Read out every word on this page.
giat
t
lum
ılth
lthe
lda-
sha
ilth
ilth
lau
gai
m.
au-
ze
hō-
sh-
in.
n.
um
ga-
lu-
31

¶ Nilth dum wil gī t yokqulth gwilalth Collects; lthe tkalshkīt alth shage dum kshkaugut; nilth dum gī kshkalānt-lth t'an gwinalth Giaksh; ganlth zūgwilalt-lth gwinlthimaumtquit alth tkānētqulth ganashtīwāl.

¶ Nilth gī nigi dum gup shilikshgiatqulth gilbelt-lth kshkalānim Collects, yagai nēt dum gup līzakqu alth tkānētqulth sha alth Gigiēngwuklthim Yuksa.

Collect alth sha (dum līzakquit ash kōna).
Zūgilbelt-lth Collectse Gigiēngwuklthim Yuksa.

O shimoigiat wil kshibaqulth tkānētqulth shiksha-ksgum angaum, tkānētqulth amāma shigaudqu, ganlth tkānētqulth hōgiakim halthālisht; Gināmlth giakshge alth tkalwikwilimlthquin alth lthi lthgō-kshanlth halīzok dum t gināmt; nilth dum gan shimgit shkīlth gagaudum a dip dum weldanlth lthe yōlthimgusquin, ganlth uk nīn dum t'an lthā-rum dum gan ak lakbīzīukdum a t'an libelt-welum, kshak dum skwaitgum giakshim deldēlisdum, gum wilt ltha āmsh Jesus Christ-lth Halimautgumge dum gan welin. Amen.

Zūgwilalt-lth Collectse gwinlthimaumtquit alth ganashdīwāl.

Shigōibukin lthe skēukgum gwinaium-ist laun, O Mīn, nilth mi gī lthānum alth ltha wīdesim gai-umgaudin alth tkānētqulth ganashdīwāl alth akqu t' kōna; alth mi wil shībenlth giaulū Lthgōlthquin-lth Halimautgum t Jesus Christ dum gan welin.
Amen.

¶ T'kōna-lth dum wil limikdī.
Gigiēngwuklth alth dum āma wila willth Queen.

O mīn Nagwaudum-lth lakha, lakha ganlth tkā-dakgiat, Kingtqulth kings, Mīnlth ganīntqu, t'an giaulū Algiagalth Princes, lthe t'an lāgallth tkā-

What needs to be done
Reproduce the listing shown above in its entirety, exactly.

Result of the task
Read out every word on this page.
giat
t
lum
ılth
lthe
lda-
sha
ilth
ilth
lau
gai
m.
au-
ze
hō-
sh-
in.
n.
um
ga-
lu-
31

¶ Nilth dum wil gī t yokqulth gwilalth Collects; lthe tkalshkīt alth shage dum kshkaugut; nilth dum gī kshkalānt-lth t'an gwinalth Giaksh; ganlth zūgwilalt-lth gwinlthimaumtquit alth tkānētqulth ganashtīwāl.

¶ Nilth gī nigi dum gup shilikshgiatqulth gilbelt-lth kshkalānim Collects, yagai nēt dum gup līzakqu alth tkānētqulth sha alth Gigiēngwuklthim Yuksa.

Collect alth sha (dum līzakquit ash kōna).
Zūgilbelt-lth Collectse Gigiēngwuklthim Yuksa.

O shimoigiat wil kshibaqulth tkānētqulth shiksha-ksgum angaum, tkānētqulth amāma shigaudqu, ganlth tkānētqulth hōgiakim halthālisht; Gināmlth giakshge alth tkalwikwilimlthquin alth lthi lthgō-kshanlth halīzok dum t gināmt; nilth dum gan shimgit shkīlth gagaudum a dip dum weldanlth lthe yōlthimgusquin, ganlth uk nīn dum t'an lthā-rum dum gan ak lakbīzīukdum a t'an libelt-welum, kshak dum skwaitgum giakshim deldēlisdum, gum wilt ltha āmsh Jesus Christ-lth Halimautgumge dum gan welin. Amen.

Zūgwilalt-lth Collectse gwinlthimaumtquit alth ganashdīwāl.

Shigōibukin lthe skēukgum gwinaium-ist laun, O Mīn, nilth mi gī lthānum alth ltha wīdesim gai-umgaudin alth tkānētqulth ganashdīwāl alth akqu t' kōna; alth mi wil shībenlth giaulū Lthgōlthquin-lth Halimautgum t Jesus Christ dum gan welin.
Amen.

¶ T'kōna-lth dum wil limikdī.
Gigiēngwuklth alth dum āma wila willth Queen.

O mīn Nagwaudum-lth lakha, lakha ganlth tkā-dakgiat, Kingtqulth kings, Mīnlth ganīntqu, t'an giaulū Algiagalth Princes, lthe t'an lāgallth tkā-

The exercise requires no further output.